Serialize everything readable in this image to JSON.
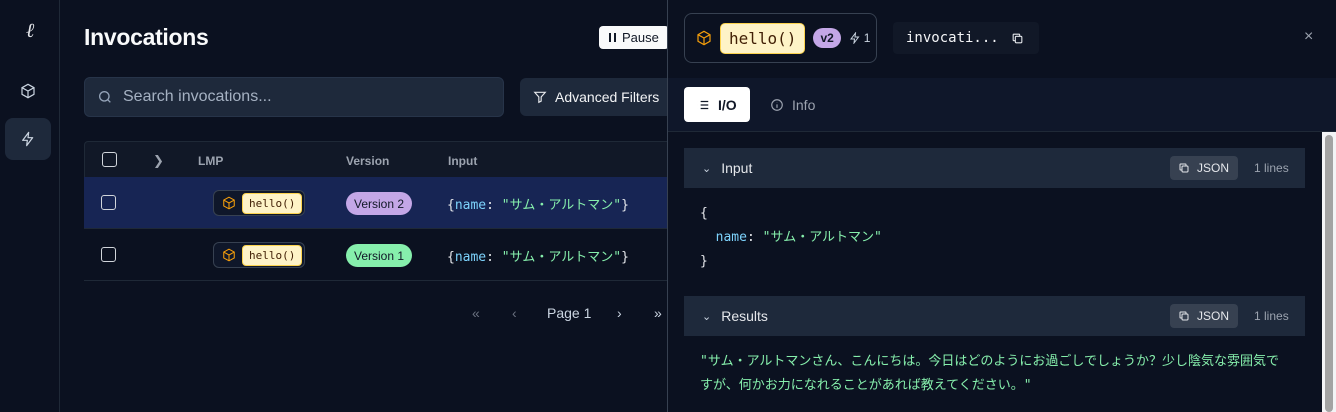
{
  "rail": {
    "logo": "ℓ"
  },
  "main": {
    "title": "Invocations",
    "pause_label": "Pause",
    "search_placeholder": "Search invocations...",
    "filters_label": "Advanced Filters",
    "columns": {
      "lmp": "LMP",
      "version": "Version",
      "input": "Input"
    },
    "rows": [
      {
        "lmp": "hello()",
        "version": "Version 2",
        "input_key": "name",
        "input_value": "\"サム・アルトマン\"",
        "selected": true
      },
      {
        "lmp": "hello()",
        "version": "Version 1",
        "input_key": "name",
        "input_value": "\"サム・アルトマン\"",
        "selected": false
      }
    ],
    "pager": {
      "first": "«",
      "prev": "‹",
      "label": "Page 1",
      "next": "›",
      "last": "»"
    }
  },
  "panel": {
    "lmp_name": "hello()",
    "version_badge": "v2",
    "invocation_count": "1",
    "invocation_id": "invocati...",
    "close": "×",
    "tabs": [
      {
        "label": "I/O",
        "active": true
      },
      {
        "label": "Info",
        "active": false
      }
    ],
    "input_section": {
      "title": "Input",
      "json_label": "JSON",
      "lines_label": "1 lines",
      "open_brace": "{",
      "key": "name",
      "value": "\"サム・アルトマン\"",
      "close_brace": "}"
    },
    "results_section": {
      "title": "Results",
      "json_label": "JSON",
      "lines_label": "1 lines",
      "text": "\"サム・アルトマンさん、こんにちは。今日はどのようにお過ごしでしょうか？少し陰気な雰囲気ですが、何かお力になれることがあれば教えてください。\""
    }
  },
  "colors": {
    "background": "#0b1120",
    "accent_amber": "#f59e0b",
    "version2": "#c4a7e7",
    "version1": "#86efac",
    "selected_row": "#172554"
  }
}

····················

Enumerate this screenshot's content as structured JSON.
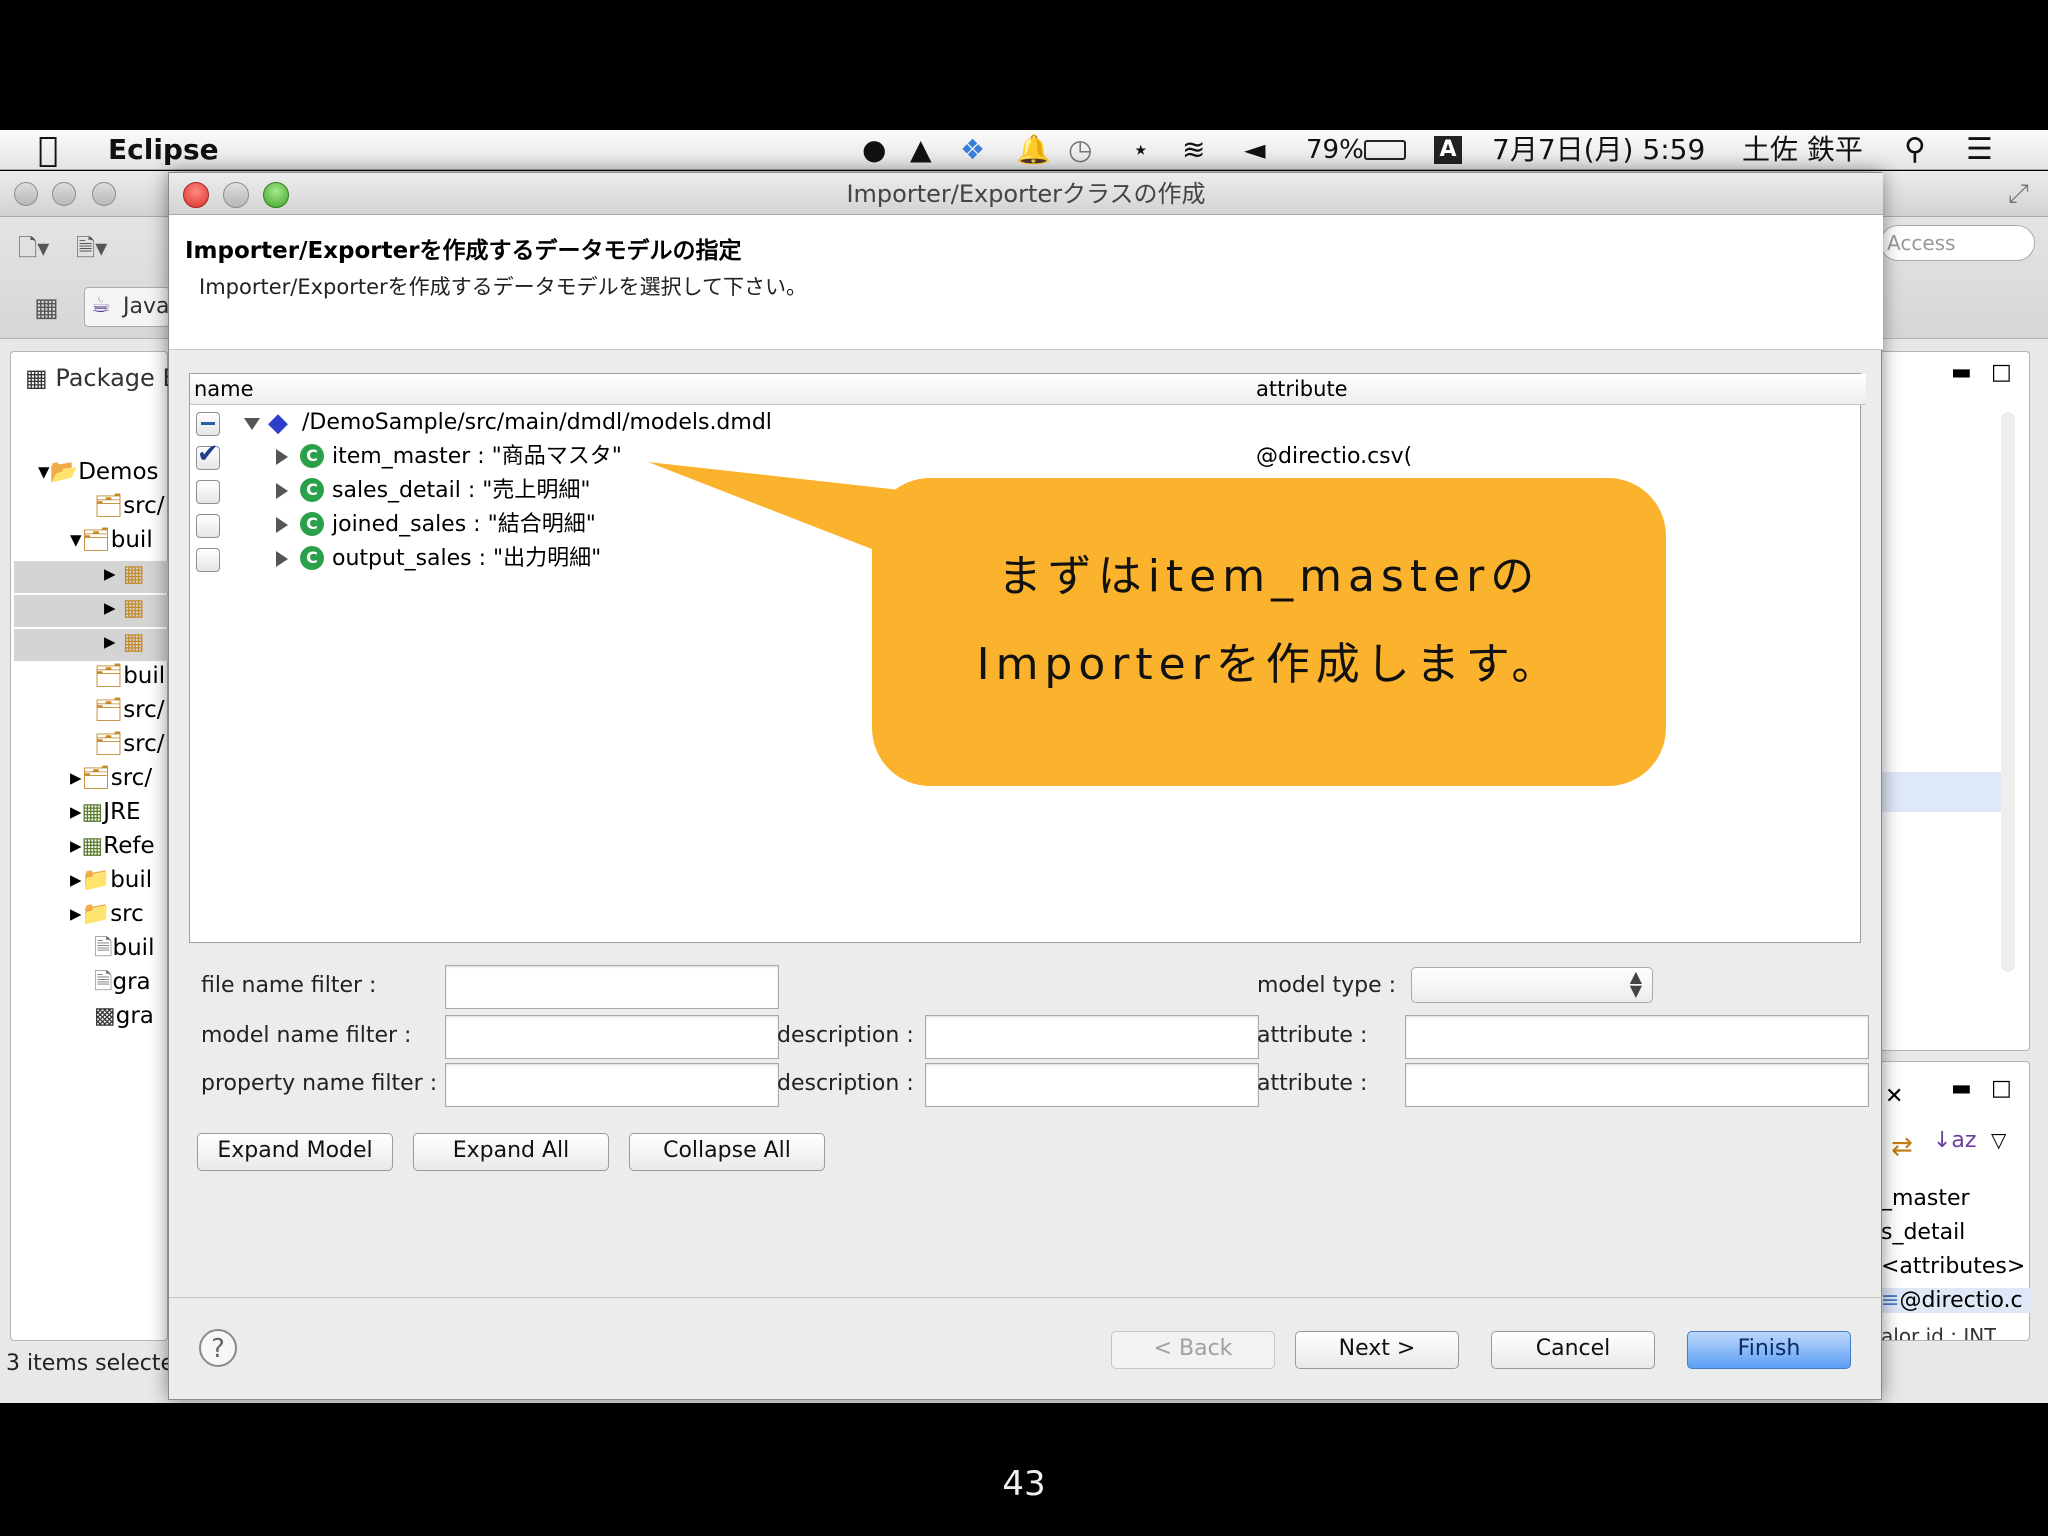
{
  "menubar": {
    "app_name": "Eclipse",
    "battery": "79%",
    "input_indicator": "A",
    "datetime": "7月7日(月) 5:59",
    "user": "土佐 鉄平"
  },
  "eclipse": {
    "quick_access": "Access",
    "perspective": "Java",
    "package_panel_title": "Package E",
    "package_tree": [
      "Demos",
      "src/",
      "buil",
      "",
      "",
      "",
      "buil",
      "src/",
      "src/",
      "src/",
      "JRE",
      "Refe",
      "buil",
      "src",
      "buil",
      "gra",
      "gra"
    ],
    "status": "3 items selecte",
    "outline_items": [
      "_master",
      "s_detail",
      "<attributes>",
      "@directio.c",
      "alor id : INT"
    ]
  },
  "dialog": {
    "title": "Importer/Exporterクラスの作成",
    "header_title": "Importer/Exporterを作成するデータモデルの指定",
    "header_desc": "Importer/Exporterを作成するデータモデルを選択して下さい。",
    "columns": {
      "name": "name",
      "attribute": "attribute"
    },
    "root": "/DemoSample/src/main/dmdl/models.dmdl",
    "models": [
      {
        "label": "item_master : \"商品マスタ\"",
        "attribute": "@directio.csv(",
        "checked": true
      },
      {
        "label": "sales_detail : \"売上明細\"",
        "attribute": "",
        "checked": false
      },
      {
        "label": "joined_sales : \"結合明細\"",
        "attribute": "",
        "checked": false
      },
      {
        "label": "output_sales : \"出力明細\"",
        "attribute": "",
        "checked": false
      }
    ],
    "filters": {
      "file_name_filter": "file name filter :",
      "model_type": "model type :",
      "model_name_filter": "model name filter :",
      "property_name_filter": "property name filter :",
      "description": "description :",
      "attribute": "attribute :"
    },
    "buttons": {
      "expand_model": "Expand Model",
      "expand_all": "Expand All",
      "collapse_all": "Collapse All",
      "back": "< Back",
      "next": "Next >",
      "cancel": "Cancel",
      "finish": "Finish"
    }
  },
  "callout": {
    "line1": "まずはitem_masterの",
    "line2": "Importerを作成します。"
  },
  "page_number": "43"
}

····················

* [WHAT YOU HAVE TO DO] Copy every line in the listing above where the string "Expand" turns up.

* [PROBLEM SOLUTION]
      "expand_model": "Expand Model",
      "expand_all": "Expand All",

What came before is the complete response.